Challenge — Below are records. Copy every line with "lesion" in it.

Material —
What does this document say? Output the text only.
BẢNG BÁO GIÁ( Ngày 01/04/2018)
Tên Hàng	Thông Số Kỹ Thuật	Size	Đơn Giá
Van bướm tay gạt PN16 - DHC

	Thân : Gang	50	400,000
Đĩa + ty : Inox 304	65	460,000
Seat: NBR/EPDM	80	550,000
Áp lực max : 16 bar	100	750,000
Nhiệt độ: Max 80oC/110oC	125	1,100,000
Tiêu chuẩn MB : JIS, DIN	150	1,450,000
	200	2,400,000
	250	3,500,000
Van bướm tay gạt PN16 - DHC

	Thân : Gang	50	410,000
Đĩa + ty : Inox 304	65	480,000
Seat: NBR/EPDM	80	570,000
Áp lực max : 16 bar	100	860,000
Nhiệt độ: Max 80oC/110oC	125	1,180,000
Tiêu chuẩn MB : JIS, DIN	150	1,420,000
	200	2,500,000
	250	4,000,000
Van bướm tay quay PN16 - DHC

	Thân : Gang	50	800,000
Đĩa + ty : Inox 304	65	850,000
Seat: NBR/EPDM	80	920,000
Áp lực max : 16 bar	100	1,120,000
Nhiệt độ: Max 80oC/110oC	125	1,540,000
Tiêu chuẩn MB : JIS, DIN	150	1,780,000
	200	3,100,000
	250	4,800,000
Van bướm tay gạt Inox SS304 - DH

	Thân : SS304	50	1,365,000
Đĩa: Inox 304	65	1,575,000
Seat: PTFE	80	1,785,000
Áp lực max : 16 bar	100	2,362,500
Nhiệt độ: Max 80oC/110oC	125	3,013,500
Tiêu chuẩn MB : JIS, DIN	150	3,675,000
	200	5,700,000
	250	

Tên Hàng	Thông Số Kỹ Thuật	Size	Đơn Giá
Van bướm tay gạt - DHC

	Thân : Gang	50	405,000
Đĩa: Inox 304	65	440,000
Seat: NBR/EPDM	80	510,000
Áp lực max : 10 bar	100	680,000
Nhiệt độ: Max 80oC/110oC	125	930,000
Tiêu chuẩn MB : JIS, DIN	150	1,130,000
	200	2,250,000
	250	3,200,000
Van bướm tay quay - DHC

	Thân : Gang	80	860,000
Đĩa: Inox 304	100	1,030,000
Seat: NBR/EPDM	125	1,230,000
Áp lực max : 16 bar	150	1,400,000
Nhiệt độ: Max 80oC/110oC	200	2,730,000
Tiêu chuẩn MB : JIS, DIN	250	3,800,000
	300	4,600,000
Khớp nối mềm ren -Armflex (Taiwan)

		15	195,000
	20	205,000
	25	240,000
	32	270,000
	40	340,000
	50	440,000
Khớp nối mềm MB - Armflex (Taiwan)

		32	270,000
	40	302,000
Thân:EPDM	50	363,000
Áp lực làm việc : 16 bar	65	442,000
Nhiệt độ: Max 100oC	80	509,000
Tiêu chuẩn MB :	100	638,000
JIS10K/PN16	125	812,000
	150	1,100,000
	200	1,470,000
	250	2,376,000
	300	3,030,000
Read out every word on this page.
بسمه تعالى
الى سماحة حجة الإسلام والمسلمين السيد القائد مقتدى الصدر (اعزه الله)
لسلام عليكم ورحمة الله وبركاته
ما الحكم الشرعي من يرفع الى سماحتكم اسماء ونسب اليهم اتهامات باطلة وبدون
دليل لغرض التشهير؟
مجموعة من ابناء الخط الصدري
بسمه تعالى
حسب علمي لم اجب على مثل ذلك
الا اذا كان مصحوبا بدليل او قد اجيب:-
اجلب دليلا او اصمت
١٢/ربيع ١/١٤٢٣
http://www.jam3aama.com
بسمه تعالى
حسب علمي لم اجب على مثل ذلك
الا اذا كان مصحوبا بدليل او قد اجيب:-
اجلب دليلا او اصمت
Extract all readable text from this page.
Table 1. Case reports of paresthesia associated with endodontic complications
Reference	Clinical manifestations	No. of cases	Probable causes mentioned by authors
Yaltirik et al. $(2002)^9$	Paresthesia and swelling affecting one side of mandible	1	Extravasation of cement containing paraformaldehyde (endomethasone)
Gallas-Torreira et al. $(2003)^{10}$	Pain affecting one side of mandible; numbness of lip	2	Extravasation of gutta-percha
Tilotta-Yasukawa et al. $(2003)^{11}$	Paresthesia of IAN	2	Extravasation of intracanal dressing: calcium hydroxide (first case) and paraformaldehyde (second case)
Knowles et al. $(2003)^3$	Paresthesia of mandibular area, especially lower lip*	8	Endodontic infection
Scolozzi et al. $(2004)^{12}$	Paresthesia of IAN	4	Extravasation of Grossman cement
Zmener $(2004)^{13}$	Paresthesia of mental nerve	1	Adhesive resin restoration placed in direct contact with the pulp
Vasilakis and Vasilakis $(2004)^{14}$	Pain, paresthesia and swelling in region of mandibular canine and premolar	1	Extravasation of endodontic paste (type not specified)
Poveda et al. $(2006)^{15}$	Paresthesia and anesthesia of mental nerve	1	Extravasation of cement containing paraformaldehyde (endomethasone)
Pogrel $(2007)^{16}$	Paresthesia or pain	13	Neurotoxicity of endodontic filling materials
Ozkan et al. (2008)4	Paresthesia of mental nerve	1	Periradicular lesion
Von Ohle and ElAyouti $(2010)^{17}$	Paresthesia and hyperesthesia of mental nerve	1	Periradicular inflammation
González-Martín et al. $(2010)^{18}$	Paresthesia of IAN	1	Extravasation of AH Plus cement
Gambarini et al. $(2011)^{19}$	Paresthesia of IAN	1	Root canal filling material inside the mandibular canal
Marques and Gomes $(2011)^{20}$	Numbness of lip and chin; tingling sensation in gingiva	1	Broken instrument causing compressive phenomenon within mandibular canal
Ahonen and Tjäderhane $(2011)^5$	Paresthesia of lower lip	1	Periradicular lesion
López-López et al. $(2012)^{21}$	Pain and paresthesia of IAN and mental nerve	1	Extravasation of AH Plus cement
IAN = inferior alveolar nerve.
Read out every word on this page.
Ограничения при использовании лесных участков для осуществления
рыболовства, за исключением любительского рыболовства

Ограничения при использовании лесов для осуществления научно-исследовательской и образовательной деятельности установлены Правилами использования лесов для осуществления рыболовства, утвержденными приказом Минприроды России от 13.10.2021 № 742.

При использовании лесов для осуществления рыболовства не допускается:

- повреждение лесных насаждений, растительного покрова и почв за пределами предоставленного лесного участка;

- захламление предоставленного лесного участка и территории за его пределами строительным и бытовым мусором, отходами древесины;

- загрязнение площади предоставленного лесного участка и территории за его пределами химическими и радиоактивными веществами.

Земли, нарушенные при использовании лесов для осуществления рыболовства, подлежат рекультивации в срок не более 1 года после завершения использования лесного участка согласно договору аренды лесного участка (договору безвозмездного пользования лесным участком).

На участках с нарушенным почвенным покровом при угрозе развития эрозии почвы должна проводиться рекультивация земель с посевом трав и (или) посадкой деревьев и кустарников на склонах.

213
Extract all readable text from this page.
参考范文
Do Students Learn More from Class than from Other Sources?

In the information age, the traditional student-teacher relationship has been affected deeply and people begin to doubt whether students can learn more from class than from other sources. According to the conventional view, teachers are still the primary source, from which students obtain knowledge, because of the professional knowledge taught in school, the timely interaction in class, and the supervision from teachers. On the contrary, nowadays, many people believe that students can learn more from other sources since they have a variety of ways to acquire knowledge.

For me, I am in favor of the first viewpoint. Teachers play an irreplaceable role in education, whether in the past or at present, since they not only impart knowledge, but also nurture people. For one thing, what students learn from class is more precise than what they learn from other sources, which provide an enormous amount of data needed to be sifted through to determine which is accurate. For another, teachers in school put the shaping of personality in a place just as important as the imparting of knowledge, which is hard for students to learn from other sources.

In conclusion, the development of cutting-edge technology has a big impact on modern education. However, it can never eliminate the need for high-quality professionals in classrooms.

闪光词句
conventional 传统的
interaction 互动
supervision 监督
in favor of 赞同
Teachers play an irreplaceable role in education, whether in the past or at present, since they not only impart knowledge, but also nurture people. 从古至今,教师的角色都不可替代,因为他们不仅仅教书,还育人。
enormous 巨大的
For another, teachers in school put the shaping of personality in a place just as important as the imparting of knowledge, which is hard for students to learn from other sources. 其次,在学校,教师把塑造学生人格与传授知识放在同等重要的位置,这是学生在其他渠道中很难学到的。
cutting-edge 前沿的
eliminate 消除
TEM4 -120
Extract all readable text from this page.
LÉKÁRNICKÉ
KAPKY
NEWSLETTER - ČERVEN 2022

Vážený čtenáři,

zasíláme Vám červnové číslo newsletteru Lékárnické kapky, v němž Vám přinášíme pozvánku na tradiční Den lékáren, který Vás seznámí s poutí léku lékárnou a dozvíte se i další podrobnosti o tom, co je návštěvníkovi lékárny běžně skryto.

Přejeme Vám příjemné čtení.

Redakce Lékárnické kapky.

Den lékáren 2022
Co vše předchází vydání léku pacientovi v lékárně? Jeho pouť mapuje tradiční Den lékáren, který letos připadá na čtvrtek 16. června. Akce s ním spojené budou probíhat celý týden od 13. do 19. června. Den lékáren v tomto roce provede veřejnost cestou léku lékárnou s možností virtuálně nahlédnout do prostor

Solution —
Ozkan et al. (2008)4	Paresthesia of mental nerve	1	Periradicular lesion
Ahonen and Tjäderhane $(2011)^5$	Paresthesia of lower lip	1	Periradicular lesion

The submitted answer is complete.